Records that describe figures
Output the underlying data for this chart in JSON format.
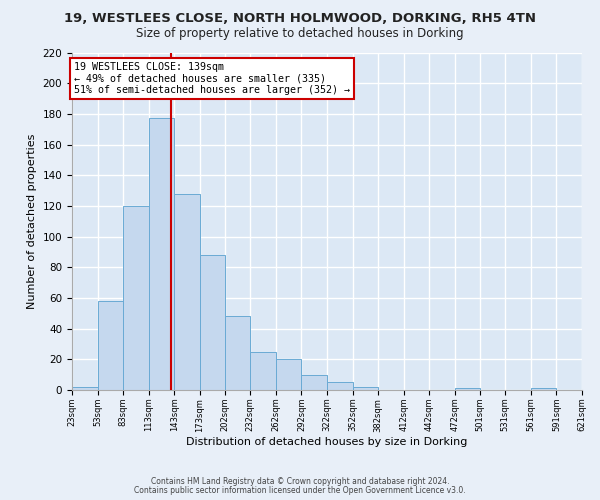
{
  "title": "19, WESTLEES CLOSE, NORTH HOLMWOOD, DORKING, RH5 4TN",
  "subtitle": "Size of property relative to detached houses in Dorking",
  "xlabel": "Distribution of detached houses by size in Dorking",
  "ylabel": "Number of detached properties",
  "bar_edges": [
    23,
    53,
    83,
    113,
    143,
    173,
    202,
    232,
    262,
    292,
    322,
    352,
    382,
    412,
    442,
    472,
    501,
    531,
    561,
    591,
    621
  ],
  "bar_heights": [
    2,
    58,
    120,
    177,
    128,
    88,
    48,
    25,
    20,
    10,
    5,
    2,
    0,
    0,
    0,
    1,
    0,
    0,
    1,
    0,
    1
  ],
  "bar_color": "#c5d8ee",
  "bar_edge_color": "#6aaad4",
  "vline_x": 139,
  "vline_color": "#cc0000",
  "annotation_text": "19 WESTLEES CLOSE: 139sqm\n← 49% of detached houses are smaller (335)\n51% of semi-detached houses are larger (352) →",
  "annotation_box_color": "#ffffff",
  "annotation_box_edge": "#cc0000",
  "ylim": [
    0,
    220
  ],
  "yticks": [
    0,
    20,
    40,
    60,
    80,
    100,
    120,
    140,
    160,
    180,
    200,
    220
  ],
  "tick_labels": [
    "23sqm",
    "53sqm",
    "83sqm",
    "113sqm",
    "143sqm",
    "173sqm",
    "202sqm",
    "232sqm",
    "262sqm",
    "292sqm",
    "322sqm",
    "352sqm",
    "382sqm",
    "412sqm",
    "442sqm",
    "472sqm",
    "501sqm",
    "531sqm",
    "561sqm",
    "591sqm",
    "621sqm"
  ],
  "footer1": "Contains HM Land Registry data © Crown copyright and database right 2024.",
  "footer2": "Contains public sector information licensed under the Open Government Licence v3.0.",
  "bg_color": "#e8eff8",
  "plot_bg_color": "#dce8f5",
  "grid_color": "#ffffff",
  "figsize": [
    6.0,
    5.0
  ],
  "dpi": 100
}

# [SHORT PROBLEM]
Repeat all the records above exactly, leaving out any pictures.

# [CORRECT RESULT]
Output the underlying data for this chart in JSON format.
{
  "title": "19, WESTLEES CLOSE, NORTH HOLMWOOD, DORKING, RH5 4TN",
  "subtitle": "Size of property relative to detached houses in Dorking",
  "xlabel": "Distribution of detached houses by size in Dorking",
  "ylabel": "Number of detached properties",
  "bar_edges": [
    23,
    53,
    83,
    113,
    143,
    173,
    202,
    232,
    262,
    292,
    322,
    352,
    382,
    412,
    442,
    472,
    501,
    531,
    561,
    591,
    621
  ],
  "bar_heights": [
    2,
    58,
    120,
    177,
    128,
    88,
    48,
    25,
    20,
    10,
    5,
    2,
    0,
    0,
    0,
    1,
    0,
    0,
    1,
    0,
    1
  ],
  "bar_color": "#c5d8ee",
  "bar_edge_color": "#6aaad4",
  "vline_x": 139,
  "vline_color": "#cc0000",
  "annotation_text": "19 WESTLEES CLOSE: 139sqm\n← 49% of detached houses are smaller (335)\n51% of semi-detached houses are larger (352) →",
  "annotation_box_color": "#ffffff",
  "annotation_box_edge": "#cc0000",
  "ylim": [
    0,
    220
  ],
  "yticks": [
    0,
    20,
    40,
    60,
    80,
    100,
    120,
    140,
    160,
    180,
    200,
    220
  ],
  "tick_labels": [
    "23sqm",
    "53sqm",
    "83sqm",
    "113sqm",
    "143sqm",
    "173sqm",
    "202sqm",
    "232sqm",
    "262sqm",
    "292sqm",
    "322sqm",
    "352sqm",
    "382sqm",
    "412sqm",
    "442sqm",
    "472sqm",
    "501sqm",
    "531sqm",
    "561sqm",
    "591sqm",
    "621sqm"
  ],
  "footer1": "Contains HM Land Registry data © Crown copyright and database right 2024.",
  "footer2": "Contains public sector information licensed under the Open Government Licence v3.0.",
  "bg_color": "#e8eff8",
  "plot_bg_color": "#dce8f5",
  "grid_color": "#ffffff",
  "figsize": [
    6.0,
    5.0
  ],
  "dpi": 100
}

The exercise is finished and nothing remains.